● WORK TO COMPLETE: Transcribe the listing below word for word.

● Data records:
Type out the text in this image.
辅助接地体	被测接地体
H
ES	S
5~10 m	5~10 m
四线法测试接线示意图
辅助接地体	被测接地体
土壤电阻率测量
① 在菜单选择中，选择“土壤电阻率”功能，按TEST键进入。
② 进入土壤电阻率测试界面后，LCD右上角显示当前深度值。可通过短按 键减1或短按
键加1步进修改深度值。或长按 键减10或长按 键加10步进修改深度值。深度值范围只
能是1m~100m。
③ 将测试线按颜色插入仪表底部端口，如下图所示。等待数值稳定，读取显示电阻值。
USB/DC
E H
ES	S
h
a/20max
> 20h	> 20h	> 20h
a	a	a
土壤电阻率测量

● RESULT BELOW:
Type out the text in this image.
辅助接地体	被测接地体
H
ES	S
5~10 m	5~10 m
四线法测试接线示意图
辅助接地体	被测接地体
土壤电阻率测量
① 在菜单选择中，选择“土壤电阻率”功能，按TEST键进入。
② 进入土壤电阻率测试界面后，LCD右上角显示当前深度值。可通过短按 键减1或短按
键加1步进修改深度值。或长按 键减10或长按 键加10步进修改深度值。深度值范围只
能是1m~100m。
③ 将测试线按颜色插入仪表底部端口，如下图所示。等待数值稳定，读取显示电阻值。
USB/DC
E H
ES	S
h
a/20max
> 20h	> 20h	> 20h
a	a	a
土壤电阻率测量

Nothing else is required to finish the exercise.